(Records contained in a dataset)
◇ ◇ ◇ ◇ ◇ ◇ ◇
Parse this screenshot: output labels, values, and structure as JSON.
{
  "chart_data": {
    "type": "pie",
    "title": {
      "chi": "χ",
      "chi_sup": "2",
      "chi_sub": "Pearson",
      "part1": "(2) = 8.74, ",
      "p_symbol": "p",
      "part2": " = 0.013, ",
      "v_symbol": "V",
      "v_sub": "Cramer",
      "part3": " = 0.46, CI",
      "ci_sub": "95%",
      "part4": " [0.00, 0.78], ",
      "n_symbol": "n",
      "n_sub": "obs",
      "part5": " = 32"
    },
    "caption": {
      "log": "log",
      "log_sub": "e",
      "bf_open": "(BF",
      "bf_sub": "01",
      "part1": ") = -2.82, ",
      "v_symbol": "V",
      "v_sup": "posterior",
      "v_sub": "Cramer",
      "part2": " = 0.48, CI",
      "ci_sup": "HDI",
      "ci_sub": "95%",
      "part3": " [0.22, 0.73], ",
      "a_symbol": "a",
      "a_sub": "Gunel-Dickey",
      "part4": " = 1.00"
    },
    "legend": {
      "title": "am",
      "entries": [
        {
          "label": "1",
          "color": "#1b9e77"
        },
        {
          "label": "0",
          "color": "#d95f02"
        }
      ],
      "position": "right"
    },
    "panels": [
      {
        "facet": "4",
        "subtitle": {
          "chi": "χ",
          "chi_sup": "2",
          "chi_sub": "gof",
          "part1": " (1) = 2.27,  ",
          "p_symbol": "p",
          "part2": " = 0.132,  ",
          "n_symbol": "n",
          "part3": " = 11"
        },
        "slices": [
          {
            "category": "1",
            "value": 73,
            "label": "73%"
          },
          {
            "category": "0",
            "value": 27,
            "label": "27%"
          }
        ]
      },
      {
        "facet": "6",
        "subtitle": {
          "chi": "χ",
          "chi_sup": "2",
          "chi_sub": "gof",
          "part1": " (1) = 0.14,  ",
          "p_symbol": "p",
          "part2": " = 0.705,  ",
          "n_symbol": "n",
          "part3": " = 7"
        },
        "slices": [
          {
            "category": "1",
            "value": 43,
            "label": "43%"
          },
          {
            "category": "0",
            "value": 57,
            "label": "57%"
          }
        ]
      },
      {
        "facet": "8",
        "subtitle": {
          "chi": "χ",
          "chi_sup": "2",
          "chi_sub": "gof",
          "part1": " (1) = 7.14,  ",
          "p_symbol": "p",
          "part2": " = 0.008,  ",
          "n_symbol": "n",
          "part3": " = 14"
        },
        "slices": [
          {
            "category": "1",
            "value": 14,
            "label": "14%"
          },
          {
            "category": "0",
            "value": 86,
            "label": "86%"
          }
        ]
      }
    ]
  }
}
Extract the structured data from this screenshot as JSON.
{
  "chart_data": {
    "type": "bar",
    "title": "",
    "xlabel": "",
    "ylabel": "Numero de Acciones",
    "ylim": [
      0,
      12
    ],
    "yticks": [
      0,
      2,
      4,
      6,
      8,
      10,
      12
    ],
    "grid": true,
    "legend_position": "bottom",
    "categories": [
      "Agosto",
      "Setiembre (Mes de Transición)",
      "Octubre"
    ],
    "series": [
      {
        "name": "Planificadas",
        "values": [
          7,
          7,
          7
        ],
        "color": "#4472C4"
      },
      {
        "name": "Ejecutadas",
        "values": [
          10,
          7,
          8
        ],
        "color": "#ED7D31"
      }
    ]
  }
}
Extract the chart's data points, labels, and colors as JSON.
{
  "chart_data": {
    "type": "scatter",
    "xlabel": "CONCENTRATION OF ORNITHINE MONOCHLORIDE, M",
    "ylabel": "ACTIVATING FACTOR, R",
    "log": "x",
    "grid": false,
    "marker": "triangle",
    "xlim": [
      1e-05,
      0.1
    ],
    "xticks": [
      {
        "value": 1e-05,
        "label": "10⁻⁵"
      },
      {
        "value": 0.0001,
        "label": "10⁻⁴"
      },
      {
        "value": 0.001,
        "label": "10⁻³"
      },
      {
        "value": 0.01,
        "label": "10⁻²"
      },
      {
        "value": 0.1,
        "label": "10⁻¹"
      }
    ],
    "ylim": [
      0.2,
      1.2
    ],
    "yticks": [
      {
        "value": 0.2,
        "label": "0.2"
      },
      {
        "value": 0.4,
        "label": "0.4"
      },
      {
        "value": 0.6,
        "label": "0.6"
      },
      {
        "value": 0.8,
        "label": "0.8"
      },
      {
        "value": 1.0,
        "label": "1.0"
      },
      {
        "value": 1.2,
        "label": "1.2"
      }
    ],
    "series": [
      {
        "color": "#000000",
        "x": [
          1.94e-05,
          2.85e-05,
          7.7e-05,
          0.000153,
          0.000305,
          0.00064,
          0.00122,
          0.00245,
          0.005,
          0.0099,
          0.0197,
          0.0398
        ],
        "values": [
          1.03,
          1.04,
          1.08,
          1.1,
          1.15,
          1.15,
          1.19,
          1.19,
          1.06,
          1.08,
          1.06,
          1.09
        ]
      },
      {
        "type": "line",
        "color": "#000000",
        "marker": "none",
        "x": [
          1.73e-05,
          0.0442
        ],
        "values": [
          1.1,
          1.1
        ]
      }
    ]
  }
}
◇ ◇ ◇ ◇ ◇ ◇ ◇
- [Goal of the exercise] Copy out all of the lines above exactly.

- [Correct response]
Parse this screenshot: output labels, values, and structure as JSON.
{
  "chart_data": {
    "type": "pie",
    "title": {
      "chi": "χ",
      "chi_sup": "2",
      "chi_sub": "Pearson",
      "part1": "(2) = 8.74, ",
      "p_symbol": "p",
      "part2": " = 0.013, ",
      "v_symbol": "V",
      "v_sub": "Cramer",
      "part3": " = 0.46, CI",
      "ci_sub": "95%",
      "part4": " [0.00, 0.78], ",
      "n_symbol": "n",
      "n_sub": "obs",
      "part5": " = 32"
    },
    "caption": {
      "log": "log",
      "log_sub": "e",
      "bf_open": "(BF",
      "bf_sub": "01",
      "part1": ") = -2.82, ",
      "v_symbol": "V",
      "v_sup": "posterior",
      "v_sub": "Cramer",
      "part2": " = 0.48, CI",
      "ci_sup": "HDI",
      "ci_sub": "95%",
      "part3": " [0.22, 0.73], ",
      "a_symbol": "a",
      "a_sub": "Gunel-Dickey",
      "part4": " = 1.00"
    },
    "legend": {
      "title": "am",
      "entries": [
        {
          "label": "1",
          "color": "#1b9e77"
        },
        {
          "label": "0",
          "color": "#d95f02"
        }
      ],
      "position": "right"
    },
    "panels": [
      {
        "facet": "4",
        "subtitle": {
          "chi": "χ",
          "chi_sup": "2",
          "chi_sub": "gof",
          "part1": " (1) = 2.27,  ",
          "p_symbol": "p",
          "part2": " = 0.132,  ",
          "n_symbol": "n",
          "part3": " = 11"
        },
        "slices": [
          {
            "category": "1",
            "value": 73,
            "label": "73%"
          },
          {
            "category": "0",
            "value": 27,
            "label": "27%"
          }
        ]
      },
      {
        "facet": "6",
        "subtitle": {
          "chi": "χ",
          "chi_sup": "2",
          "chi_sub": "gof",
          "part1": " (1) = 0.14,  ",
          "p_symbol": "p",
          "part2": " = 0.705,  ",
          "n_symbol": "n",
          "part3": " = 7"
        },
        "slices": [
          {
            "category": "1",
            "value": 43,
            "label": "43%"
          },
          {
            "category": "0",
            "value": 57,
            "label": "57%"
          }
        ]
      },
      {
        "facet": "8",
        "subtitle": {
          "chi": "χ",
          "chi_sup": "2",
          "chi_sub": "gof",
          "part1": " (1) = 7.14,  ",
          "p_symbol": "p",
          "part2": " = 0.008,  ",
          "n_symbol": "n",
          "part3": " = 14"
        },
        "slices": [
          {
            "category": "1",
            "value": 14,
            "label": "14%"
          },
          {
            "category": "0",
            "value": 86,
            "label": "86%"
          }
        ]
      }
    ]
  }
}
Extract the structured data from this screenshot as JSON.
{
  "chart_data": {
    "type": "bar",
    "title": "",
    "xlabel": "",
    "ylabel": "Numero de Acciones",
    "ylim": [
      0,
      12
    ],
    "yticks": [
      0,
      2,
      4,
      6,
      8,
      10,
      12
    ],
    "grid": true,
    "legend_position": "bottom",
    "categories": [
      "Agosto",
      "Setiembre (Mes de Transición)",
      "Octubre"
    ],
    "series": [
      {
        "name": "Planificadas",
        "values": [
          7,
          7,
          7
        ],
        "color": "#4472C4"
      },
      {
        "name": "Ejecutadas",
        "values": [
          10,
          7,
          8
        ],
        "color": "#ED7D31"
      }
    ]
  }
}
Extract the chart's data points, labels, and colors as JSON.
{
  "chart_data": {
    "type": "scatter",
    "xlabel": "CONCENTRATION OF ORNITHINE MONOCHLORIDE, M",
    "ylabel": "ACTIVATING FACTOR, R",
    "log": "x",
    "grid": false,
    "marker": "triangle",
    "xlim": [
      1e-05,
      0.1
    ],
    "xticks": [
      {
        "value": 1e-05,
        "label": "10⁻⁵"
      },
      {
        "value": 0.0001,
        "label": "10⁻⁴"
      },
      {
        "value": 0.001,
        "label": "10⁻³"
      },
      {
        "value": 0.01,
        "label": "10⁻²"
      },
      {
        "value": 0.1,
        "label": "10⁻¹"
      }
    ],
    "ylim": [
      0.2,
      1.2
    ],
    "yticks": [
      {
        "value": 0.2,
        "label": "0.2"
      },
      {
        "value": 0.4,
        "label": "0.4"
      },
      {
        "value": 0.6,
        "label": "0.6"
      },
      {
        "value": 0.8,
        "label": "0.8"
      },
      {
        "value": 1.0,
        "label": "1.0"
      },
      {
        "value": 1.2,
        "label": "1.2"
      }
    ],
    "series": [
      {
        "color": "#000000",
        "x": [
          1.94e-05,
          2.85e-05,
          7.7e-05,
          0.000153,
          0.000305,
          0.00064,
          0.00122,
          0.00245,
          0.005,
          0.0099,
          0.0197,
          0.0398
        ],
        "values": [
          1.03,
          1.04,
          1.08,
          1.1,
          1.15,
          1.15,
          1.19,
          1.19,
          1.06,
          1.08,
          1.06,
          1.09
        ]
      },
      {
        "type": "line",
        "color": "#000000",
        "marker": "none",
        "x": [
          1.73e-05,
          0.0442
        ],
        "values": [
          1.1,
          1.1
        ]
      }
    ]
  }
}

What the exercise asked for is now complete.